> [Aim of the task]: Copy out each line exactly as it appears.

> [Entries supplied]:
— start —
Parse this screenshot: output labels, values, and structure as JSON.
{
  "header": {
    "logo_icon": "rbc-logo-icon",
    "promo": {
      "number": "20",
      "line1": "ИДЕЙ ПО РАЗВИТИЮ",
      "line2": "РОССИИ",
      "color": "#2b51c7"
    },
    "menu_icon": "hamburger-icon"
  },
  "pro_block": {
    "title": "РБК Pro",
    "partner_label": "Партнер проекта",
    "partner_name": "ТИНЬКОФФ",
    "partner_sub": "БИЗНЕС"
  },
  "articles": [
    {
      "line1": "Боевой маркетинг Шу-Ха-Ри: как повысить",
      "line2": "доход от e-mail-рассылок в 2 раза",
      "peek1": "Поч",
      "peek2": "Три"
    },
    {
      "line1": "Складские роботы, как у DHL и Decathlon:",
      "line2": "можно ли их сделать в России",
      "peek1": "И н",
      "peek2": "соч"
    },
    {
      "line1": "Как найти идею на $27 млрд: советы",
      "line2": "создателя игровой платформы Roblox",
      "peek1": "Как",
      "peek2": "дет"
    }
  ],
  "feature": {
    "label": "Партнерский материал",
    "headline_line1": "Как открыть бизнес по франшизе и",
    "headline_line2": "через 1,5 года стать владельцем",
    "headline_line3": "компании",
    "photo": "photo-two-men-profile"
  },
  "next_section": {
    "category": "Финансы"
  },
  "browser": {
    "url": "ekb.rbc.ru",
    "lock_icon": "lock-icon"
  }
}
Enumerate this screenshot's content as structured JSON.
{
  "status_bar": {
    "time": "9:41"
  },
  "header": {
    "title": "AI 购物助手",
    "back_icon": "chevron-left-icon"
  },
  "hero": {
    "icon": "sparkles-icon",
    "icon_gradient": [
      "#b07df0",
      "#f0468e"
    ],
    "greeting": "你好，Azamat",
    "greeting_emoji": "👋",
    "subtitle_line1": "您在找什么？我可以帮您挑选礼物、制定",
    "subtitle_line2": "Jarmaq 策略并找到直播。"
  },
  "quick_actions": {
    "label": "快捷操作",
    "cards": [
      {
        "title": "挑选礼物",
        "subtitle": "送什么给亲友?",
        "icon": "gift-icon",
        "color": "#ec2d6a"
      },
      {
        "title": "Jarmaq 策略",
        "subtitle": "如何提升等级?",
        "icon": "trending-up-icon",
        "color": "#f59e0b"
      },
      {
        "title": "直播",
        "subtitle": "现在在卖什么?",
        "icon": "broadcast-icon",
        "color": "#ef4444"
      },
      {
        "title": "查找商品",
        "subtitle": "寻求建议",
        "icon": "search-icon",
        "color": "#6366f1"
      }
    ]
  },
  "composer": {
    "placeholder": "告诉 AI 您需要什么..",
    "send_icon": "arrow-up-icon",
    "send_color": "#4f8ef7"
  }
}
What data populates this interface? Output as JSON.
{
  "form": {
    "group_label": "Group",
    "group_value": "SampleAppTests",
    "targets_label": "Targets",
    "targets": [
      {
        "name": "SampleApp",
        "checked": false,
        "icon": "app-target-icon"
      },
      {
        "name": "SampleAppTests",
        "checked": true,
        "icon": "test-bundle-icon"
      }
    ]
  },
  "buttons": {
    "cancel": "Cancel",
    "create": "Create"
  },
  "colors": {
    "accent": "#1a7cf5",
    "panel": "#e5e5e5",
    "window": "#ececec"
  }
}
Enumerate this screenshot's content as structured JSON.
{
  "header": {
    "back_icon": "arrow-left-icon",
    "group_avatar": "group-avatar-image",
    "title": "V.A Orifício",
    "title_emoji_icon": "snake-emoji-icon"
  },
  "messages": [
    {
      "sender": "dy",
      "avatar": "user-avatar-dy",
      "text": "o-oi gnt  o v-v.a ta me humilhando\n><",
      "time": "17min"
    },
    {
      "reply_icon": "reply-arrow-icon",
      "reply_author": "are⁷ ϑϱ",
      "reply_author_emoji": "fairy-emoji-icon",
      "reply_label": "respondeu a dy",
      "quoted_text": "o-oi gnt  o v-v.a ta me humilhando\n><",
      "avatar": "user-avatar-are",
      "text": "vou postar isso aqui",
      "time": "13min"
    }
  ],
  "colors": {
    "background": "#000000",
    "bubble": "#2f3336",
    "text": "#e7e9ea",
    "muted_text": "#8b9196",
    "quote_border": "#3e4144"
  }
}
— end —
> [Result of this exercise]:
Parse this screenshot: output labels, values, and structure as JSON.
{
  "header": {
    "logo_icon": "rbc-logo-icon",
    "promo": {
      "number": "20",
      "line1": "ИДЕЙ ПО РАЗВИТИЮ",
      "line2": "РОССИИ",
      "color": "#2b51c7"
    },
    "menu_icon": "hamburger-icon"
  },
  "pro_block": {
    "title": "РБК Pro",
    "partner_label": "Партнер проекта",
    "partner_name": "ТИНЬКОФФ",
    "partner_sub": "БИЗНЕС"
  },
  "articles": [
    {
      "line1": "Боевой маркетинг Шу-Ха-Ри: как повысить",
      "line2": "доход от e-mail-рассылок в 2 раза",
      "peek1": "Поч",
      "peek2": "Три"
    },
    {
      "line1": "Складские роботы, как у DHL и Decathlon:",
      "line2": "можно ли их сделать в России",
      "peek1": "И н",
      "peek2": "соч"
    },
    {
      "line1": "Как найти идею на $27 млрд: советы",
      "line2": "создателя игровой платформы Roblox",
      "peek1": "Как",
      "peek2": "дет"
    }
  ],
  "feature": {
    "label": "Партнерский материал",
    "headline_line1": "Как открыть бизнес по франшизе и",
    "headline_line2": "через 1,5 года стать владельцем",
    "headline_line3": "компании",
    "photo": "photo-two-men-profile"
  },
  "next_section": {
    "category": "Финансы"
  },
  "browser": {
    "url": "ekb.rbc.ru",
    "lock_icon": "lock-icon"
  }
}
Enumerate this screenshot's content as structured JSON.
{
  "status_bar": {
    "time": "9:41"
  },
  "header": {
    "title": "AI 购物助手",
    "back_icon": "chevron-left-icon"
  },
  "hero": {
    "icon": "sparkles-icon",
    "icon_gradient": [
      "#b07df0",
      "#f0468e"
    ],
    "greeting": "你好，Azamat",
    "greeting_emoji": "👋",
    "subtitle_line1": "您在找什么？我可以帮您挑选礼物、制定",
    "subtitle_line2": "Jarmaq 策略并找到直播。"
  },
  "quick_actions": {
    "label": "快捷操作",
    "cards": [
      {
        "title": "挑选礼物",
        "subtitle": "送什么给亲友?",
        "icon": "gift-icon",
        "color": "#ec2d6a"
      },
      {
        "title": "Jarmaq 策略",
        "subtitle": "如何提升等级?",
        "icon": "trending-up-icon",
        "color": "#f59e0b"
      },
      {
        "title": "直播",
        "subtitle": "现在在卖什么?",
        "icon": "broadcast-icon",
        "color": "#ef4444"
      },
      {
        "title": "查找商品",
        "subtitle": "寻求建议",
        "icon": "search-icon",
        "color": "#6366f1"
      }
    ]
  },
  "composer": {
    "placeholder": "告诉 AI 您需要什么..",
    "send_icon": "arrow-up-icon",
    "send_color": "#4f8ef7"
  }
}
What data populates this interface? Output as JSON.
{
  "form": {
    "group_label": "Group",
    "group_value": "SampleAppTests",
    "targets_label": "Targets",
    "targets": [
      {
        "name": "SampleApp",
        "checked": false,
        "icon": "app-target-icon"
      },
      {
        "name": "SampleAppTests",
        "checked": true,
        "icon": "test-bundle-icon"
      }
    ]
  },
  "buttons": {
    "cancel": "Cancel",
    "create": "Create"
  },
  "colors": {
    "accent": "#1a7cf5",
    "panel": "#e5e5e5",
    "window": "#ececec"
  }
}
Enumerate this screenshot's content as structured JSON.
{
  "header": {
    "back_icon": "arrow-left-icon",
    "group_avatar": "group-avatar-image",
    "title": "V.A Orifício",
    "title_emoji_icon": "snake-emoji-icon"
  },
  "messages": [
    {
      "sender": "dy",
      "avatar": "user-avatar-dy",
      "text": "o-oi gnt  o v-v.a ta me humilhando\n><",
      "time": "17min"
    },
    {
      "reply_icon": "reply-arrow-icon",
      "reply_author": "are⁷ ϑϱ",
      "reply_author_emoji": "fairy-emoji-icon",
      "reply_label": "respondeu a dy",
      "quoted_text": "o-oi gnt  o v-v.a ta me humilhando\n><",
      "avatar": "user-avatar-are",
      "text": "vou postar isso aqui",
      "time": "13min"
    }
  ],
  "colors": {
    "background": "#000000",
    "bubble": "#2f3336",
    "text": "#e7e9ea",
    "muted_text": "#8b9196",
    "quote_border": "#3e4144"
  }
}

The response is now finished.